** Begin **

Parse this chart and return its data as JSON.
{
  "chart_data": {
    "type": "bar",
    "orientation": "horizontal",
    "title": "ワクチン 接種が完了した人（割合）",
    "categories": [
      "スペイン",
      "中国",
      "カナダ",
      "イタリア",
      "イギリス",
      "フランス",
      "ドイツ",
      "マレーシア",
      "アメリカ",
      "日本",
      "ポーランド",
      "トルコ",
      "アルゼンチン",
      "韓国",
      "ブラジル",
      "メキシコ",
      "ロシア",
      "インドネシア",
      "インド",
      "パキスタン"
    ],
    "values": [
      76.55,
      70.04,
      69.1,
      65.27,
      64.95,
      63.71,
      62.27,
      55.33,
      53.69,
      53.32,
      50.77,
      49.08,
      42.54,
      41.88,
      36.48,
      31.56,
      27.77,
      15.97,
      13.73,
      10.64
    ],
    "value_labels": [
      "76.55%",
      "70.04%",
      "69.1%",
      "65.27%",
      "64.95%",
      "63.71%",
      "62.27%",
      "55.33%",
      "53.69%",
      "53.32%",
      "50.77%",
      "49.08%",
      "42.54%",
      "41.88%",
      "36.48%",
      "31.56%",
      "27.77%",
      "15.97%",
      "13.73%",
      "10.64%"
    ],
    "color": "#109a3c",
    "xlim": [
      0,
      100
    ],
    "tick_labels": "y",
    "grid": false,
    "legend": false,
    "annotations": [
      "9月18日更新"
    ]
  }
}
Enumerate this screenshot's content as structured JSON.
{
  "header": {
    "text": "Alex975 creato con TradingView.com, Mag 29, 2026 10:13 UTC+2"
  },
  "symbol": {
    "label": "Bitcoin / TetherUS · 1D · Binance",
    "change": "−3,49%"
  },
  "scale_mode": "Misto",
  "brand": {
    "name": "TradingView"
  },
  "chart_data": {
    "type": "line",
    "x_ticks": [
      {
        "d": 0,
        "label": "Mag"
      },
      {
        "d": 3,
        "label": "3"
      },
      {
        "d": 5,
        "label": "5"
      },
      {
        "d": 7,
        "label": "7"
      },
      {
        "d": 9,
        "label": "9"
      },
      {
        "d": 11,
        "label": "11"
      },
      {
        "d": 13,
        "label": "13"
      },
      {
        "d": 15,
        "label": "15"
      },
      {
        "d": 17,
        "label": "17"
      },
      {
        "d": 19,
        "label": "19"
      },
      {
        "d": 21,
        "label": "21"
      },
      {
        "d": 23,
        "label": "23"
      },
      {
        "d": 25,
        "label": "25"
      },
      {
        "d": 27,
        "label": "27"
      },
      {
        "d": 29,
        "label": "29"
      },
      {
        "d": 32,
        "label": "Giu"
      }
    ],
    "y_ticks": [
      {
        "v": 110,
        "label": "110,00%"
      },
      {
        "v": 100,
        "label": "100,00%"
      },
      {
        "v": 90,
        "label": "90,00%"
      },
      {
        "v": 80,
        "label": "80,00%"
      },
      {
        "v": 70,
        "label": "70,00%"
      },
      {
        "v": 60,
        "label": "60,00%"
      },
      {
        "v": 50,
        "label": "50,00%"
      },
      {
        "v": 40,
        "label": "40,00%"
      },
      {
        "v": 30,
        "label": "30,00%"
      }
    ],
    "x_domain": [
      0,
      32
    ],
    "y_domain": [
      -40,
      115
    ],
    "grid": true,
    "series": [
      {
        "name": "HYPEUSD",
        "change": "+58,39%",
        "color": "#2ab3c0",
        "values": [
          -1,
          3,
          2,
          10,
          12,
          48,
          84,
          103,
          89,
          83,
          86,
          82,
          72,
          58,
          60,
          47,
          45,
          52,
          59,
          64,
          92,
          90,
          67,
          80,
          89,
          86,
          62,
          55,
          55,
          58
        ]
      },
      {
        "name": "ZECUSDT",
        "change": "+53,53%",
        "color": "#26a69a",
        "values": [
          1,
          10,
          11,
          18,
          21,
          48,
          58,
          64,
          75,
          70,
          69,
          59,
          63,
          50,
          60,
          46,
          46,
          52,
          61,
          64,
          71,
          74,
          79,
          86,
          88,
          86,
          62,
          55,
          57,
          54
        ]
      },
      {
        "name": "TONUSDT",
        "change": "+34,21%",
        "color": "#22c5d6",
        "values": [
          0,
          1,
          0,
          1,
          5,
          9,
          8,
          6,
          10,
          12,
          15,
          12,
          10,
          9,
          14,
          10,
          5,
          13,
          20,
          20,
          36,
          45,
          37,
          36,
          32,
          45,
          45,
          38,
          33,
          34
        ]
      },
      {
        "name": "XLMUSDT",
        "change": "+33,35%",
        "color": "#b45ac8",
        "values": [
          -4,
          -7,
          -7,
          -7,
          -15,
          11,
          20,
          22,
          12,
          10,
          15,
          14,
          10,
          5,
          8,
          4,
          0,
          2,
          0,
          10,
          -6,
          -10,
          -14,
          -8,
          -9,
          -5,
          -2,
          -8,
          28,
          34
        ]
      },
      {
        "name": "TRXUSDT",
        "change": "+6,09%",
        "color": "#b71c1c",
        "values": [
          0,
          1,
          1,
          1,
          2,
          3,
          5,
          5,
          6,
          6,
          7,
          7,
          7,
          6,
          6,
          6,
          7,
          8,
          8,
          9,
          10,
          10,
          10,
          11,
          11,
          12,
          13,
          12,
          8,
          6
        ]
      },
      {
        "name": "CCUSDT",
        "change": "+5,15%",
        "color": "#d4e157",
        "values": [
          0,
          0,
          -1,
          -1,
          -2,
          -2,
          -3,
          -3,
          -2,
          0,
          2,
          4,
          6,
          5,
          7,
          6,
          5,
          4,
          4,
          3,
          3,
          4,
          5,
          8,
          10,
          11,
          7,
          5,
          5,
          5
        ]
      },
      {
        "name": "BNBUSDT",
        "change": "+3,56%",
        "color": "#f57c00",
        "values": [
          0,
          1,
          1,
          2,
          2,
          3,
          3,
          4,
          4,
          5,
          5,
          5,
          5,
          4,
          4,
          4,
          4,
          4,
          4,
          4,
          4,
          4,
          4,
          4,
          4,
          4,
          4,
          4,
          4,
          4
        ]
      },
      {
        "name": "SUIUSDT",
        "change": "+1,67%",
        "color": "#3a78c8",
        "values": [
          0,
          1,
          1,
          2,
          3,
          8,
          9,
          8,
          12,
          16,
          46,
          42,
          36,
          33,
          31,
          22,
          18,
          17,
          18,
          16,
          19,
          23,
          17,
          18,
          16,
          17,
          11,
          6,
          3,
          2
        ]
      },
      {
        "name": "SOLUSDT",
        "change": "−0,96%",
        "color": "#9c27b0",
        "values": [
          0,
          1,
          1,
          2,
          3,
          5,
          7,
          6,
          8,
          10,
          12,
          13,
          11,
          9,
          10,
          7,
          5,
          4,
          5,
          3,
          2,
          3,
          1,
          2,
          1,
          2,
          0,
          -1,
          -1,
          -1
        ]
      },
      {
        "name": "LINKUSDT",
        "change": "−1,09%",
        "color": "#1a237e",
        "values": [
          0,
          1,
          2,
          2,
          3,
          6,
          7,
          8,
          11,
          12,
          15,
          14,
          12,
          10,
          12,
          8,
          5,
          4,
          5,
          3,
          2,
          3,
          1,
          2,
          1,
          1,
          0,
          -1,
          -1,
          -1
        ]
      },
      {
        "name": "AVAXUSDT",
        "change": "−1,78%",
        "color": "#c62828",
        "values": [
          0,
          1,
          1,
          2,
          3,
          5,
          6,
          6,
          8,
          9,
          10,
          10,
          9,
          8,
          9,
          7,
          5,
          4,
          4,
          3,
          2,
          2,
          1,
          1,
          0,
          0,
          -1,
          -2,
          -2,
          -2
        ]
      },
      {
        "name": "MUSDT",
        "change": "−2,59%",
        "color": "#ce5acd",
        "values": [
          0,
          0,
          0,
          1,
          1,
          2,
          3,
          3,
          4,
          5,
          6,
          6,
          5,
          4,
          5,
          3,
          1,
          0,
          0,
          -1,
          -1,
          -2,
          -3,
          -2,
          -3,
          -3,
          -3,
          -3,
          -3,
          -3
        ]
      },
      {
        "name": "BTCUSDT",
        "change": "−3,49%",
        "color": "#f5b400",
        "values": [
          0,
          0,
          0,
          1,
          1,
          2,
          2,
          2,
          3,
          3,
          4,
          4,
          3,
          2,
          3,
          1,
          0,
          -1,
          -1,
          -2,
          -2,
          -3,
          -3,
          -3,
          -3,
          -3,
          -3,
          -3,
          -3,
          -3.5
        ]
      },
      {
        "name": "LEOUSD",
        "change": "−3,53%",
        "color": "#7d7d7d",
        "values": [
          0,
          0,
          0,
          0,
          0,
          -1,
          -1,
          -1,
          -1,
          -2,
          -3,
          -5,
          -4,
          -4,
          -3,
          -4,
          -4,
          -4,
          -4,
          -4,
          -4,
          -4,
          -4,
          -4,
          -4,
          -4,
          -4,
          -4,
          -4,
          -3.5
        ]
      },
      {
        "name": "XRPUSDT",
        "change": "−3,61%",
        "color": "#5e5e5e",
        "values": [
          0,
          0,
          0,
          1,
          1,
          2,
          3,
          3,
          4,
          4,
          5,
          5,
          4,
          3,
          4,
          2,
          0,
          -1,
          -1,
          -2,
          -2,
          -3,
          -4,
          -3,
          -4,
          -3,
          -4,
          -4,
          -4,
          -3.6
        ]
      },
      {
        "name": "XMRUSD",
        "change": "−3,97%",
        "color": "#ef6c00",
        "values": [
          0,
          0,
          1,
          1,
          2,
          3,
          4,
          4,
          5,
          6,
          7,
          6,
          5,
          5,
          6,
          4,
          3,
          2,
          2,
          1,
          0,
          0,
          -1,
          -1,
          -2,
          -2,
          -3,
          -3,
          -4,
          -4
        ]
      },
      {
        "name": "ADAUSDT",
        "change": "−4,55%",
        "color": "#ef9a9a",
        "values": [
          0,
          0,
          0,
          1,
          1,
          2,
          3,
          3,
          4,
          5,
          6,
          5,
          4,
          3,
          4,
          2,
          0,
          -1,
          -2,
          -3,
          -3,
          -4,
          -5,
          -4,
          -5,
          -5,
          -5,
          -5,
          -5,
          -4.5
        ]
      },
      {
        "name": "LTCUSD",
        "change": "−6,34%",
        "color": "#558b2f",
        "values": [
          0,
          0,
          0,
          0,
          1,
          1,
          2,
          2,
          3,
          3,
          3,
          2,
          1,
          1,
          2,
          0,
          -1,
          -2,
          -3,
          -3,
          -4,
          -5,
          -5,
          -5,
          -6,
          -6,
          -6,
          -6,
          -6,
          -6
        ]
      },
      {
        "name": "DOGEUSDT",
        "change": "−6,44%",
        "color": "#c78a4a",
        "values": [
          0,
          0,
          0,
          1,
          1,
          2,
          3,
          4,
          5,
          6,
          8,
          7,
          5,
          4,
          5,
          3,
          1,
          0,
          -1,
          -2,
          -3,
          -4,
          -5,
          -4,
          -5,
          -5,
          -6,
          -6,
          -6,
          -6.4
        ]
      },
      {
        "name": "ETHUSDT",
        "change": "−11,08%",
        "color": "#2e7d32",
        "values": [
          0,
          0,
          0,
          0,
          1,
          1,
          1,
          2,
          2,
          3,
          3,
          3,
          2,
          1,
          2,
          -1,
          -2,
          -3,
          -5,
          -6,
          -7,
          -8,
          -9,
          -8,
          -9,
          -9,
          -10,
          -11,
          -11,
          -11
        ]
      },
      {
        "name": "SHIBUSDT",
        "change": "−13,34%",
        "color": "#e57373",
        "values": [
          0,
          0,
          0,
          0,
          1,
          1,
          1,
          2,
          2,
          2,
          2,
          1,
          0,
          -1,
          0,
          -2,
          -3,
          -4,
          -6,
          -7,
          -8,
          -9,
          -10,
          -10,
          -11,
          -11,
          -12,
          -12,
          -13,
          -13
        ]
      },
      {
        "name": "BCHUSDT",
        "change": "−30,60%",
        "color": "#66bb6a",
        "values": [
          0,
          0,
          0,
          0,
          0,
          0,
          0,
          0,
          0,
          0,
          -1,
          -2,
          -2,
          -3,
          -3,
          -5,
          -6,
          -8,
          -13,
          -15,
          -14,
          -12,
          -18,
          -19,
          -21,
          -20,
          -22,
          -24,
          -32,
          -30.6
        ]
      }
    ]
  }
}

** End **

## What you are asked to do
In the records, locate each line holding the string "TradingView" and copy it.

## Exercise answer
    "text": "Alex975 creato con TradingView.com, Mag 29, 2026 10:13 UTC+2"
    "name": "TradingView"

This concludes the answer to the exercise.